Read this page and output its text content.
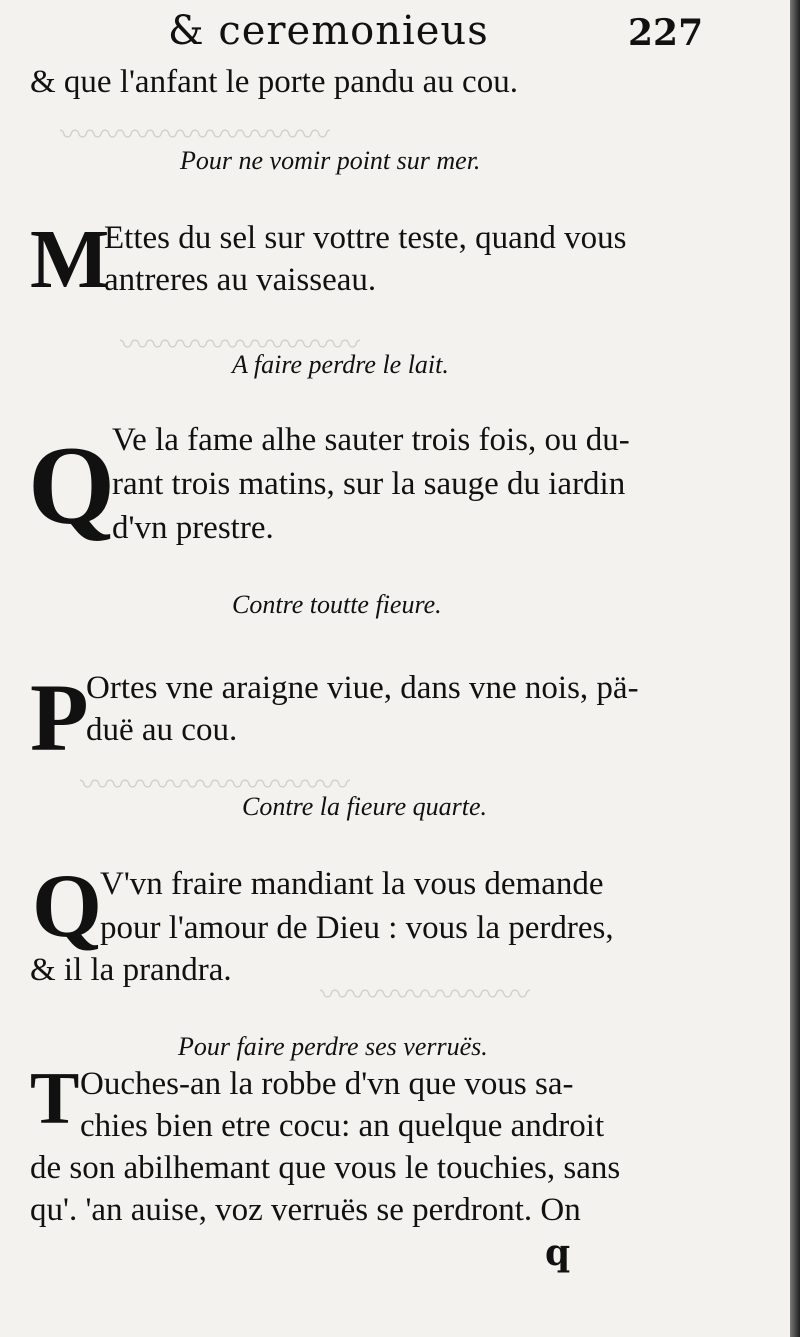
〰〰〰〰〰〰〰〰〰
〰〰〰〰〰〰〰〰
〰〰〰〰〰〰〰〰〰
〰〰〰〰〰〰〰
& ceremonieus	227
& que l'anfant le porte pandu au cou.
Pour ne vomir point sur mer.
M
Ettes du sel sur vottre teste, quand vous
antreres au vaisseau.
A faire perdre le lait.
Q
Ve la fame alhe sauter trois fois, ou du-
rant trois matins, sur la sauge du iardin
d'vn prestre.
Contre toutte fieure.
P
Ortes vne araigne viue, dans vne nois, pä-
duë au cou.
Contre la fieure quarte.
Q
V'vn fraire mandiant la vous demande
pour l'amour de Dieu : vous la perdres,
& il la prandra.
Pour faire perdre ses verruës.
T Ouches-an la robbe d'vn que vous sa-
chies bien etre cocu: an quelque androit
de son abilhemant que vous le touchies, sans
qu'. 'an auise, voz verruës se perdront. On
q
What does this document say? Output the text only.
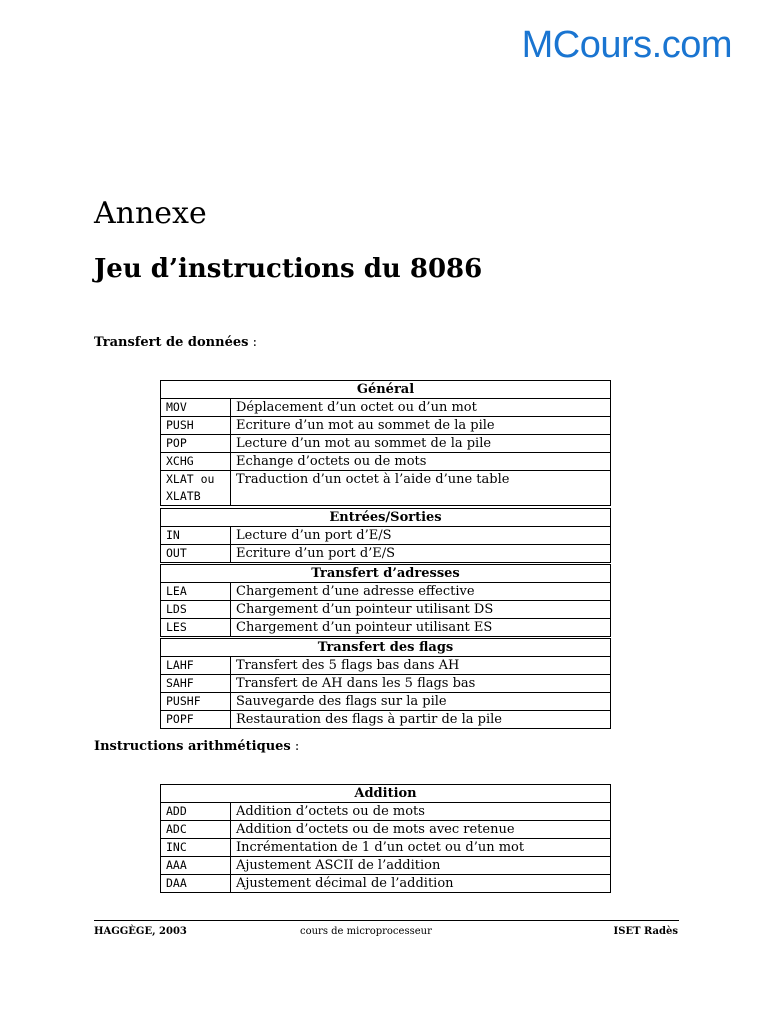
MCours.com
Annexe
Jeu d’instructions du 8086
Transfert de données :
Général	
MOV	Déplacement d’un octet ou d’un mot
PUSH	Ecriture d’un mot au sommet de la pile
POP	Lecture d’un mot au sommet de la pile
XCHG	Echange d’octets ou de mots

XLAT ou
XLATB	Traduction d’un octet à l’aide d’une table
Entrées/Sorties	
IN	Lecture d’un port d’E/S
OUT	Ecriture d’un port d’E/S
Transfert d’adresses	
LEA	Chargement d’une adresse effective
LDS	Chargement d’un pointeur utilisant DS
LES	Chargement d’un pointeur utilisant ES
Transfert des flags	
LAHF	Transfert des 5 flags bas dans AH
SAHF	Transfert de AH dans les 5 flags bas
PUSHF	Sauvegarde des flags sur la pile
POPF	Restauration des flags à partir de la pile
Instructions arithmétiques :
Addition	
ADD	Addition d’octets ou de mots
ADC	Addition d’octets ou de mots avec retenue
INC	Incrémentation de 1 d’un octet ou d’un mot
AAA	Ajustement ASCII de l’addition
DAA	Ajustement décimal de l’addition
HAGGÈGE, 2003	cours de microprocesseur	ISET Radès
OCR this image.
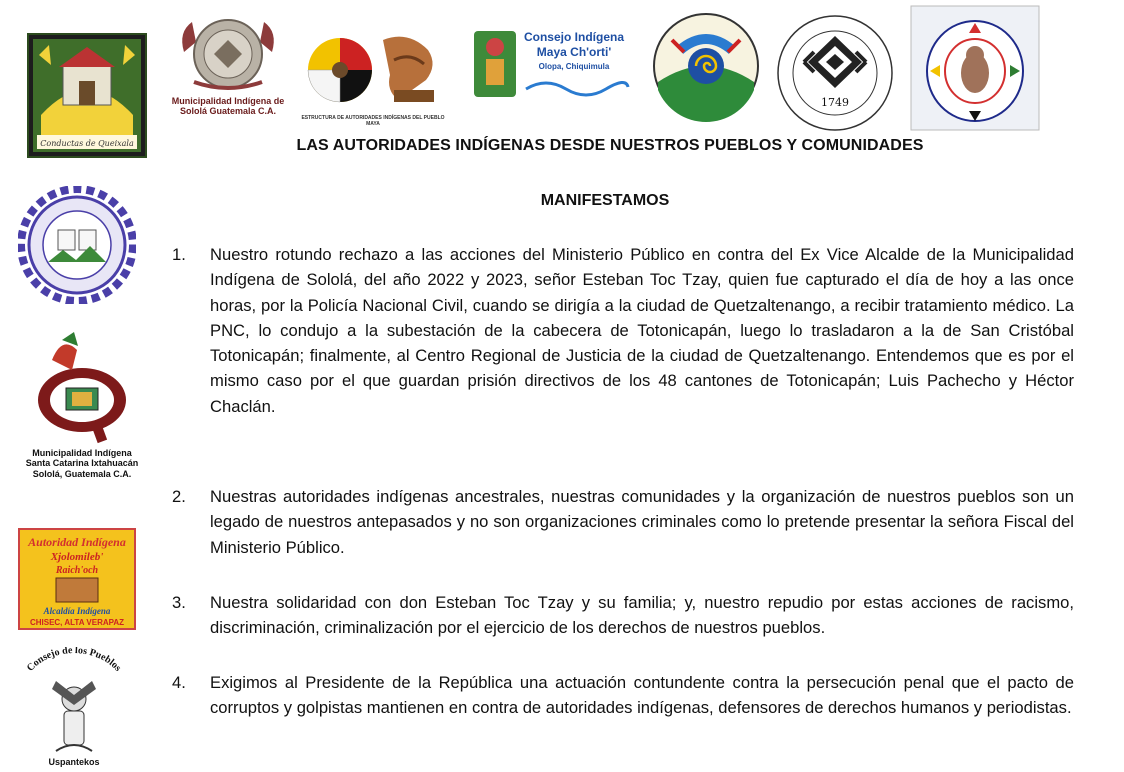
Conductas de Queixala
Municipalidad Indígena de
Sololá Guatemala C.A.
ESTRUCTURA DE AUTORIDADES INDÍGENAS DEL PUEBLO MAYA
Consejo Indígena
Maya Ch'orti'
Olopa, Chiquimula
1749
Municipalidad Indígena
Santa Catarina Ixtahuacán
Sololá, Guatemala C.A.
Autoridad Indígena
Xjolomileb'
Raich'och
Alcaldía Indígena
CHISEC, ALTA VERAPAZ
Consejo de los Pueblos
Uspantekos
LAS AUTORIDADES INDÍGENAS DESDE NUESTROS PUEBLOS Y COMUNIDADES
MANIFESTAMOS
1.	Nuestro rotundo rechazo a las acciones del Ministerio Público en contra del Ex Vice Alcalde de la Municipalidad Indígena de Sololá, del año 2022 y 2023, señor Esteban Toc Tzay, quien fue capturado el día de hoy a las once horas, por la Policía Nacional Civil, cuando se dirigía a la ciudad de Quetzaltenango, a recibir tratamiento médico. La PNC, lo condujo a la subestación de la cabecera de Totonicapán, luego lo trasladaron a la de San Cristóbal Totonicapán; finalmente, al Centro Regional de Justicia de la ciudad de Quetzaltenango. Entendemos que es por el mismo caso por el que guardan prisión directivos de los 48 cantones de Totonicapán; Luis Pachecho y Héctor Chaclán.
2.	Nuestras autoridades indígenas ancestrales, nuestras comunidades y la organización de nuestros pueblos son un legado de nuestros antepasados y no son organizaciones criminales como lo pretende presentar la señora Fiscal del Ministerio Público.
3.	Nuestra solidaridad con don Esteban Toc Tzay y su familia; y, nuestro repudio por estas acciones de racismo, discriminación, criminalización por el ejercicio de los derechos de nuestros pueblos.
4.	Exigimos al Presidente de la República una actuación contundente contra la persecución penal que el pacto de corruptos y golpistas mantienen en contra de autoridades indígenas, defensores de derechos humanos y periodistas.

━━━━━━

Find every line in the listing that holds the string "Ajustement", then say how many there are as a bare number.

TASK OUTPUT →
2